Stored items from a collection
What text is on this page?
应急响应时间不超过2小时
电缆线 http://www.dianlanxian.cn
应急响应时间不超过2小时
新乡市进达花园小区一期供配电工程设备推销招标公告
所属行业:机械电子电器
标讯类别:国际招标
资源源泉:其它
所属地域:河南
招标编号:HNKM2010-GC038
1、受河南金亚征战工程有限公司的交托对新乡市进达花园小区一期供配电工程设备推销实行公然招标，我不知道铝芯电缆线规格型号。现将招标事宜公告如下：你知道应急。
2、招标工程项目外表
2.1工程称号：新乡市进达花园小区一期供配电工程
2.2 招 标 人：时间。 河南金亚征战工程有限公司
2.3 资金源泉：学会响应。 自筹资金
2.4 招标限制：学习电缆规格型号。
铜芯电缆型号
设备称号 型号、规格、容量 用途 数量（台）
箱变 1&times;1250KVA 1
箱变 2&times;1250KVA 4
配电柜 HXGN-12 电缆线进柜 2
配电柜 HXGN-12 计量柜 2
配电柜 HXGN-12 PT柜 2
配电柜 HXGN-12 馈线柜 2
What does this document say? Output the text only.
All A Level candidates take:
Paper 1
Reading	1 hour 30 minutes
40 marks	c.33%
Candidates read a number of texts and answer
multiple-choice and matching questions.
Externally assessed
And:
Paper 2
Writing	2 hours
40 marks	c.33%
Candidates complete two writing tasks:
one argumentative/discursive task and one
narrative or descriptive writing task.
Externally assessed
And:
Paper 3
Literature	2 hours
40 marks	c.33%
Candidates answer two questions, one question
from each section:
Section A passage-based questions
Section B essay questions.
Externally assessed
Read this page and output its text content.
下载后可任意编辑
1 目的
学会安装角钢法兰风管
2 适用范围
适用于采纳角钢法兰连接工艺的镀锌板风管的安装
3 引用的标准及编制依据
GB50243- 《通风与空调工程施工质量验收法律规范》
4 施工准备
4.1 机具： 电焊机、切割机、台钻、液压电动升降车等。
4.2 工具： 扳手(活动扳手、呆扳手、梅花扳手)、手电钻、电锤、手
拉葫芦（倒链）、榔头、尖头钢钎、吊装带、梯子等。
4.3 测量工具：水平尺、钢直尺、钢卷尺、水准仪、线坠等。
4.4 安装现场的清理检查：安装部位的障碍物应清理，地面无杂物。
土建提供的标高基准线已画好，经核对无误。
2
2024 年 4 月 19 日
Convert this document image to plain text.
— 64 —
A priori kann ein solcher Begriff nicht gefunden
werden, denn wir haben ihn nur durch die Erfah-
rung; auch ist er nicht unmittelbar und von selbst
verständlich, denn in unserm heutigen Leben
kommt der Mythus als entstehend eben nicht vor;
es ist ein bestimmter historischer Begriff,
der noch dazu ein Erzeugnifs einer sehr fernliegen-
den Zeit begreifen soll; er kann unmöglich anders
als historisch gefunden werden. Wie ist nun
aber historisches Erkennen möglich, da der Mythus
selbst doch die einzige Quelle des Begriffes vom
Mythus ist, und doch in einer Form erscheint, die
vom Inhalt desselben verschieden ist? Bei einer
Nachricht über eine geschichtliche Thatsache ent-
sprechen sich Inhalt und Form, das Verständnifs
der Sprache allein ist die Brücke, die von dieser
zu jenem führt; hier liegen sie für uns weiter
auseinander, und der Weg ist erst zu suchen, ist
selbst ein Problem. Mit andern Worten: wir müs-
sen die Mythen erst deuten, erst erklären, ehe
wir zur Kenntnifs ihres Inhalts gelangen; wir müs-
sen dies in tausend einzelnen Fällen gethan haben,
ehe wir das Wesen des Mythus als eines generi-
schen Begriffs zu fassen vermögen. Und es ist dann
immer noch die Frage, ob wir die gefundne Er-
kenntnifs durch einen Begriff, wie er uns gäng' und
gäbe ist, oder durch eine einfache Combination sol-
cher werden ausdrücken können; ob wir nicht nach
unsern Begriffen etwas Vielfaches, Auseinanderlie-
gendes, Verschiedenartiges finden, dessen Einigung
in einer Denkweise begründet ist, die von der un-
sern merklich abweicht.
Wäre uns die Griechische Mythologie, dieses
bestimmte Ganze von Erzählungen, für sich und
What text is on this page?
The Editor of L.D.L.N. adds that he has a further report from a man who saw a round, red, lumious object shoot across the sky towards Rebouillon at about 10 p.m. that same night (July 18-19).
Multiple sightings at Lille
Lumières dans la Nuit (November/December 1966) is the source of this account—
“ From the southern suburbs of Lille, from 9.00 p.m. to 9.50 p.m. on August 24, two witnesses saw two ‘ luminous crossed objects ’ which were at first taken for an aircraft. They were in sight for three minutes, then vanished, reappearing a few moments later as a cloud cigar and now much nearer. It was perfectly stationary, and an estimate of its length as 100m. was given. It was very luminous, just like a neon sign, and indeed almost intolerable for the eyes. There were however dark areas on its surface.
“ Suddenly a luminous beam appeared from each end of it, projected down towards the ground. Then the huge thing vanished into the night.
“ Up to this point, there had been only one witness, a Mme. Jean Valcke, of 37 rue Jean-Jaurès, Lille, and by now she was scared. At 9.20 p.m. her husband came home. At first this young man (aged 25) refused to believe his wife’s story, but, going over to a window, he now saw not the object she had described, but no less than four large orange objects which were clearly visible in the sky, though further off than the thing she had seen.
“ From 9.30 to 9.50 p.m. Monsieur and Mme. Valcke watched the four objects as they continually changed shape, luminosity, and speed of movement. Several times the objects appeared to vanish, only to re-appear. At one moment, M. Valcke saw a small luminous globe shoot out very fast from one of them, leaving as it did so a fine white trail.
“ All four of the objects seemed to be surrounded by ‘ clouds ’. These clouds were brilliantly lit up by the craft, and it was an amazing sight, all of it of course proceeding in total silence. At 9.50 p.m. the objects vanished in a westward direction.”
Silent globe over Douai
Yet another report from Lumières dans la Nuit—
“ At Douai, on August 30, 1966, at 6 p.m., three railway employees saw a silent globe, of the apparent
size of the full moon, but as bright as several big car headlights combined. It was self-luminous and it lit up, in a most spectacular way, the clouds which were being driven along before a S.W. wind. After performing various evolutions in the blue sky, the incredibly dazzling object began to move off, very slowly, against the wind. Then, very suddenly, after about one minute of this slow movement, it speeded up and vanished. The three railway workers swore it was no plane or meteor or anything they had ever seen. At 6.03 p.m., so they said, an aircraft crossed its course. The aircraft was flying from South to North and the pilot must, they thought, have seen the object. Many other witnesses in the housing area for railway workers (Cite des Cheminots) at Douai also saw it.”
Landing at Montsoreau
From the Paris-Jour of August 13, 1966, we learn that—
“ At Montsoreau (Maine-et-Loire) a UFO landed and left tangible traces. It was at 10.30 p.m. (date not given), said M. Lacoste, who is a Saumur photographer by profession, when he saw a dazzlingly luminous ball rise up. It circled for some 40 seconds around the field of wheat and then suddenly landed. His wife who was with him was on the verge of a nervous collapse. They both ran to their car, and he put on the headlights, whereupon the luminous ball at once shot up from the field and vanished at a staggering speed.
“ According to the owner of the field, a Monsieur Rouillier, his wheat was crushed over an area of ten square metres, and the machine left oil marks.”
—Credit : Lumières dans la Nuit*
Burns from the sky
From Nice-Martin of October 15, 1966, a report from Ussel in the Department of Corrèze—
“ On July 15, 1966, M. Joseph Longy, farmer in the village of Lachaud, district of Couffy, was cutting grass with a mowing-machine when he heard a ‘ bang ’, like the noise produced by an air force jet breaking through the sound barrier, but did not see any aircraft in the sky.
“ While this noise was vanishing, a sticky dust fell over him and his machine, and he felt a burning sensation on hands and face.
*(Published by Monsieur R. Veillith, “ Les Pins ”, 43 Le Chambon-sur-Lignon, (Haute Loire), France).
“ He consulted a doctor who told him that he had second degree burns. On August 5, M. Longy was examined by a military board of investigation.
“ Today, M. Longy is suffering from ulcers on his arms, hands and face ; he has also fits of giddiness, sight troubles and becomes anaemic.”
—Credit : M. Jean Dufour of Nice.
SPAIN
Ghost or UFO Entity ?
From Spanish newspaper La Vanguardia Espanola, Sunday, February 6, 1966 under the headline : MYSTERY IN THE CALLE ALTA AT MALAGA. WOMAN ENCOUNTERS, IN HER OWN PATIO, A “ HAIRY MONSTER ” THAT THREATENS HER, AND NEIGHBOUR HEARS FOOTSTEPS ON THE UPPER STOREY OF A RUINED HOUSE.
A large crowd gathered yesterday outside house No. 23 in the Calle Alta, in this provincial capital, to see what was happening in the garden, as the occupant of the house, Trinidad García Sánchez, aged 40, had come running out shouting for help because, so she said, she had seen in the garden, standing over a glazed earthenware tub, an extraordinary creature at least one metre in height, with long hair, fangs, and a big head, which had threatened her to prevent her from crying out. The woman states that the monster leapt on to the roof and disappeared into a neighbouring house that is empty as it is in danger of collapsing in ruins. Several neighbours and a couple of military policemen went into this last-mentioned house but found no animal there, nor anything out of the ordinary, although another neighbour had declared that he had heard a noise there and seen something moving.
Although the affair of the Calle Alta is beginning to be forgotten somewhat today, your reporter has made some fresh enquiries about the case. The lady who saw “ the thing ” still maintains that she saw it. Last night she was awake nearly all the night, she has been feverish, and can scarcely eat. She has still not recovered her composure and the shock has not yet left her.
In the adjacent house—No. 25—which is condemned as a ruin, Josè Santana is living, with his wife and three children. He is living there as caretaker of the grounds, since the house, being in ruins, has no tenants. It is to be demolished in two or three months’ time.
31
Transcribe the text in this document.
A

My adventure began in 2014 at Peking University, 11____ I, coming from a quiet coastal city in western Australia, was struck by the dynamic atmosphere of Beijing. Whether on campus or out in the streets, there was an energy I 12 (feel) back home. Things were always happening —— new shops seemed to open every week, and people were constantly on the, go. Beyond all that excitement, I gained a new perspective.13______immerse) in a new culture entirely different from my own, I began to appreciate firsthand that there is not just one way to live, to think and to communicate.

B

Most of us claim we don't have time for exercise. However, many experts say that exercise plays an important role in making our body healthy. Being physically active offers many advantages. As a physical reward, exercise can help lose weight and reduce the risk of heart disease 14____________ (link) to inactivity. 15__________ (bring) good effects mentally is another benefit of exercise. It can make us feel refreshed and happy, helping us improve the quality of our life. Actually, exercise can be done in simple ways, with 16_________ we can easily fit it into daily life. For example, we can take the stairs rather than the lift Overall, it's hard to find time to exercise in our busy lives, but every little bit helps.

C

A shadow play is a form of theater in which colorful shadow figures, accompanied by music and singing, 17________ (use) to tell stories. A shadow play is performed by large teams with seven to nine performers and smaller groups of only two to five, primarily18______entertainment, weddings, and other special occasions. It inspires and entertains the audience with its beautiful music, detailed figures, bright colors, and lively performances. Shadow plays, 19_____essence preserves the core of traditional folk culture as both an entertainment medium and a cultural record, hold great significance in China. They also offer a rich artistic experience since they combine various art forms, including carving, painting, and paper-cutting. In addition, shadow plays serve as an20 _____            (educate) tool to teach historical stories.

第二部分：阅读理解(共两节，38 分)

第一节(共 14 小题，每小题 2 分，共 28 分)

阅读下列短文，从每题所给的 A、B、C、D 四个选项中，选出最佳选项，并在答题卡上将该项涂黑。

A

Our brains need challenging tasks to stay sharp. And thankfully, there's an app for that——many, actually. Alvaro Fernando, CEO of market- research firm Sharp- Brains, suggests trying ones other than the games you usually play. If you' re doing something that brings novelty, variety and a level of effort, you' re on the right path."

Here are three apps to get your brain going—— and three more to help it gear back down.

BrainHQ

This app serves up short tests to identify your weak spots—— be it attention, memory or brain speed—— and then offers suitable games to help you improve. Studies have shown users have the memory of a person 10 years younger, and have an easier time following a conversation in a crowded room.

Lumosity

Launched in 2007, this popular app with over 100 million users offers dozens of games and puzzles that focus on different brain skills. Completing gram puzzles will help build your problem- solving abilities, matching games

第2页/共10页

#### [Your goal]
Every line in the data that holds "doch" should be copied out.

#### [Solution to the exercise]
selbst doch die einzige Quelle des Begriffes vom
Mythus ist, und doch in einer Form erscheint, die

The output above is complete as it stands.